- Supplied data -
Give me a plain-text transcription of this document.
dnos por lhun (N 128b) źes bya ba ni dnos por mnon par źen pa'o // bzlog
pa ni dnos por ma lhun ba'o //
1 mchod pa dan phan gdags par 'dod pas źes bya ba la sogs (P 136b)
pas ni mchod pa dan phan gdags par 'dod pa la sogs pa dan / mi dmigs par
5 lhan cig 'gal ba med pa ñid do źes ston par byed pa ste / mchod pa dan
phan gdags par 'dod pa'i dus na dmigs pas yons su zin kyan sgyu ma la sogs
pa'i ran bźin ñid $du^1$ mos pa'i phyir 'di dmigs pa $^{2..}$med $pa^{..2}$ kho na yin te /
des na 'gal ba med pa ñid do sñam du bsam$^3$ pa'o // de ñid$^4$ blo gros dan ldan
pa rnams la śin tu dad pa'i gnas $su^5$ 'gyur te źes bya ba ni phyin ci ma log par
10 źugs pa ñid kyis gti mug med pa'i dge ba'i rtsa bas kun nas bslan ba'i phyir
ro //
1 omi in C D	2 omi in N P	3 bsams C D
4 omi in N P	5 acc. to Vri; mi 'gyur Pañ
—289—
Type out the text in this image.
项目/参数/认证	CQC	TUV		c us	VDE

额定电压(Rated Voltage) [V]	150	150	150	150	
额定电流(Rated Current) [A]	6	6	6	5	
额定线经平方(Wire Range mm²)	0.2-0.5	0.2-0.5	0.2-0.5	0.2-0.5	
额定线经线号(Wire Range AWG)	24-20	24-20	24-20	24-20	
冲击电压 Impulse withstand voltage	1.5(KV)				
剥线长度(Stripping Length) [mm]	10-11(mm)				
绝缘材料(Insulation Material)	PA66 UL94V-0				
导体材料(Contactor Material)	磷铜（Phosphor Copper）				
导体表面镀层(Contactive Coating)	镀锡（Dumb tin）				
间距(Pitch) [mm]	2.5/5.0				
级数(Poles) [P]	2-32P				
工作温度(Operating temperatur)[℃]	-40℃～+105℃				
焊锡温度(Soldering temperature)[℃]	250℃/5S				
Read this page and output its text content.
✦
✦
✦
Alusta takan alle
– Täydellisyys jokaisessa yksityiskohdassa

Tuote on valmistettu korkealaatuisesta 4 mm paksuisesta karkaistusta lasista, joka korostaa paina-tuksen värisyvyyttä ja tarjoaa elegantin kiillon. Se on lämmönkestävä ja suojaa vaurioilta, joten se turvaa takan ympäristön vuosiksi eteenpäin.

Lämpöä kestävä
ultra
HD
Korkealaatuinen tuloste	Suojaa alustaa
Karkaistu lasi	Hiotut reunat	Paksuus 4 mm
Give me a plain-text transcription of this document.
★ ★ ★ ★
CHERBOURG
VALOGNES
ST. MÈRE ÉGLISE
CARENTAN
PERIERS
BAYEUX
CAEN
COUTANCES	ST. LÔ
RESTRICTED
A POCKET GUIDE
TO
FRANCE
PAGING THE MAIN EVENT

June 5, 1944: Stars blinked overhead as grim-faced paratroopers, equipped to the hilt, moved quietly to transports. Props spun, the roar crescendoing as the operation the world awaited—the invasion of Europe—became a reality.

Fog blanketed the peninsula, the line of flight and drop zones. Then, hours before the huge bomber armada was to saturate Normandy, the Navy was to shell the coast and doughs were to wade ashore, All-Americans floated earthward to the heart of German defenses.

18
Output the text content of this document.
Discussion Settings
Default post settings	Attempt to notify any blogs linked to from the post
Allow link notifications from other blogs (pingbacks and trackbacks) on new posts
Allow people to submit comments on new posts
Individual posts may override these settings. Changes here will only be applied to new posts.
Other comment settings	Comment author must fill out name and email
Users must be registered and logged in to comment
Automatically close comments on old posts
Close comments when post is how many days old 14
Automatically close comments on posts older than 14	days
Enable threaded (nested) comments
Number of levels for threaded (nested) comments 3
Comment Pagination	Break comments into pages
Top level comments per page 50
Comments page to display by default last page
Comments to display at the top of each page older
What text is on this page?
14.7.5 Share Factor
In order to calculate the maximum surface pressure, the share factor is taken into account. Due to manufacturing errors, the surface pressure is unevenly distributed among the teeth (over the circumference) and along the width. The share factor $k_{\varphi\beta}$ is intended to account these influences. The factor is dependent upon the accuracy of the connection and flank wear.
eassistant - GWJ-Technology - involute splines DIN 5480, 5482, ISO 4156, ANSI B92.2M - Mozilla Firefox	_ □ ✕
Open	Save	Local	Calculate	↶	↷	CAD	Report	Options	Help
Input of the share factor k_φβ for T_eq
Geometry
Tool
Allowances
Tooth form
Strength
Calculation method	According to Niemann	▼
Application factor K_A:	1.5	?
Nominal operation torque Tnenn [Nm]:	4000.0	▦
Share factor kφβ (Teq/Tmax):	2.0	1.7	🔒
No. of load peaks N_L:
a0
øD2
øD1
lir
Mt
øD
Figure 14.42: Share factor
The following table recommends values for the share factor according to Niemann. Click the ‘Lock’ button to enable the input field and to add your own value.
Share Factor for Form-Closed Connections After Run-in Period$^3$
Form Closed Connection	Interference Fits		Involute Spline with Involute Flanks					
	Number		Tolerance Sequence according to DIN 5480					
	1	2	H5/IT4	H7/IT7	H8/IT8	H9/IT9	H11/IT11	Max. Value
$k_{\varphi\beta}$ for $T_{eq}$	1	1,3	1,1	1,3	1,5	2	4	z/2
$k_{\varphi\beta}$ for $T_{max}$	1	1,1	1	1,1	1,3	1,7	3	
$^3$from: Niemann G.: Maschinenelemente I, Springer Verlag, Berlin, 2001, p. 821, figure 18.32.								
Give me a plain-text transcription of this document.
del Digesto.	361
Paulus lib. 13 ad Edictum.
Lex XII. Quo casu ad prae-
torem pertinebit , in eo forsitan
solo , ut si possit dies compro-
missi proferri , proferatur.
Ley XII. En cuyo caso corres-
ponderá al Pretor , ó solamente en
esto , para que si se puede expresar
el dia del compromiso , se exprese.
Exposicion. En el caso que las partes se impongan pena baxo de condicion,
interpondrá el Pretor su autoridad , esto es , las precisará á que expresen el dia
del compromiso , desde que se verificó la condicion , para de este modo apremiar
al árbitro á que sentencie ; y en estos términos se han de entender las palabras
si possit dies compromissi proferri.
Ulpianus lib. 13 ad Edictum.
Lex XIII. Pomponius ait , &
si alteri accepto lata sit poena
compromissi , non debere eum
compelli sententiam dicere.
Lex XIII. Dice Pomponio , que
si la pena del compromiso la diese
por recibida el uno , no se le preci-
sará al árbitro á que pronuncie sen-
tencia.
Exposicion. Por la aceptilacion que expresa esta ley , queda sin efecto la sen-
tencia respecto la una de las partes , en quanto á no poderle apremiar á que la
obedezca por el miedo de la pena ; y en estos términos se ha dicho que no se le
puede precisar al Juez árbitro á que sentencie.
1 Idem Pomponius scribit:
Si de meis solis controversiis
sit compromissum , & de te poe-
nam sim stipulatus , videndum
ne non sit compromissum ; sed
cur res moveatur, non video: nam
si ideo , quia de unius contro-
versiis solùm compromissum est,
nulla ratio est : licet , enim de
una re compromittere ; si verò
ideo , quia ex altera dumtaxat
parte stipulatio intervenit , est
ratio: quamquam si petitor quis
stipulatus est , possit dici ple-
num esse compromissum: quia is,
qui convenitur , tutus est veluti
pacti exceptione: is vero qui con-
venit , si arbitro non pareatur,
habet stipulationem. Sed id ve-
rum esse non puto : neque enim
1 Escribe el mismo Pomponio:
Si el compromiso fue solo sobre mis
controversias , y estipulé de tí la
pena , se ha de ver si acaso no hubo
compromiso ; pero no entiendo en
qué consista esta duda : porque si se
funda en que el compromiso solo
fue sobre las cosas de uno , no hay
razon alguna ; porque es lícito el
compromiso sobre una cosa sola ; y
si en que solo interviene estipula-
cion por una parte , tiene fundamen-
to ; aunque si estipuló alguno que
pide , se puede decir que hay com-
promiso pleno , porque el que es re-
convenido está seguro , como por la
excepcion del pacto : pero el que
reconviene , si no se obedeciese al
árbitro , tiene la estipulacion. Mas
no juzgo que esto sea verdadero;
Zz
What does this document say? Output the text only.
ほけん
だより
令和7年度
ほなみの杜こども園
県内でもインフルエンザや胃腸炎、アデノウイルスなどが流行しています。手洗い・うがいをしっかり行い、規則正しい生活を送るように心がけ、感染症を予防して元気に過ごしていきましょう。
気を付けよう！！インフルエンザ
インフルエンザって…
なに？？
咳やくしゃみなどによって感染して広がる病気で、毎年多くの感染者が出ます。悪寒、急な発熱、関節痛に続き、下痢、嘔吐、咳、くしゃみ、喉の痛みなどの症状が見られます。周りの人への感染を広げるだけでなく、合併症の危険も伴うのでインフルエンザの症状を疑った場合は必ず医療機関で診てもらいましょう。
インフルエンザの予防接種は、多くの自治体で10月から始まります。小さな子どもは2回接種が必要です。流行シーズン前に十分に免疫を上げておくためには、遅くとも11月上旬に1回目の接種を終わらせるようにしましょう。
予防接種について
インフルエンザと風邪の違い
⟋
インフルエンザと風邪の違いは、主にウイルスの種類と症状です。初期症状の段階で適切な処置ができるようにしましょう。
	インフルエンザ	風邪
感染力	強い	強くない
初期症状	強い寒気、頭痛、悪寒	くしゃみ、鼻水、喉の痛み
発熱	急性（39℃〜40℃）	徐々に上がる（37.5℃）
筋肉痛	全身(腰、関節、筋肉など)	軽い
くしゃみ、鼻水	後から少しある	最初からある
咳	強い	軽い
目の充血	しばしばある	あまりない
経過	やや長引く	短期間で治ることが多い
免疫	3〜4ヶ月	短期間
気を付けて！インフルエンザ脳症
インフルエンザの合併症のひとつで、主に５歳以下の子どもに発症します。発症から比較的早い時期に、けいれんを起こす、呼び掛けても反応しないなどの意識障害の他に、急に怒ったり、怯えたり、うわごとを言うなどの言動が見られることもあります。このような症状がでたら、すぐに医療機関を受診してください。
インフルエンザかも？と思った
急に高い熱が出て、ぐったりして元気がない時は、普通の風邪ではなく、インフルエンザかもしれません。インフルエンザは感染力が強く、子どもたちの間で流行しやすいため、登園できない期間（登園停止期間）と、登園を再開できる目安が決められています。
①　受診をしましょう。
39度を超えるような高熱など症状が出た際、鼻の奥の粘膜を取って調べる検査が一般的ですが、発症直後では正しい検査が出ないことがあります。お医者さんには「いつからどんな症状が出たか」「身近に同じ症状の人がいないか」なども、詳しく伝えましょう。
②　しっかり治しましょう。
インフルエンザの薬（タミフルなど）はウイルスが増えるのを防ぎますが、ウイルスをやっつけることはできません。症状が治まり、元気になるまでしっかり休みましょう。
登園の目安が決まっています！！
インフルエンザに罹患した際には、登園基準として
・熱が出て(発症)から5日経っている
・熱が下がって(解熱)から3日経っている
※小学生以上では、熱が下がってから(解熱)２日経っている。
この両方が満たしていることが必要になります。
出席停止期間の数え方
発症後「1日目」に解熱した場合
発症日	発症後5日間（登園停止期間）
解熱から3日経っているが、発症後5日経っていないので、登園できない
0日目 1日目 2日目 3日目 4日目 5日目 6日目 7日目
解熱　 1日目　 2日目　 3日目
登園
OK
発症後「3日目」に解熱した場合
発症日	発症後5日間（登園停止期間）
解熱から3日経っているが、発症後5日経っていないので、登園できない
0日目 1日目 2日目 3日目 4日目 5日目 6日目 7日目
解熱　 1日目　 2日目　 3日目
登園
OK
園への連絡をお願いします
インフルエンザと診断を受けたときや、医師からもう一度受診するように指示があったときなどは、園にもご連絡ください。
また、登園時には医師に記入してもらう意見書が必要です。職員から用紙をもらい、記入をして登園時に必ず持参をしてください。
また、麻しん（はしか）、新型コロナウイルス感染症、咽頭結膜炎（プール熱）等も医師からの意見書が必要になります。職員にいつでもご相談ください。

- Your objective -
Only a number is wanted: how many lines of the material include the word "estos".

- Full answer -
2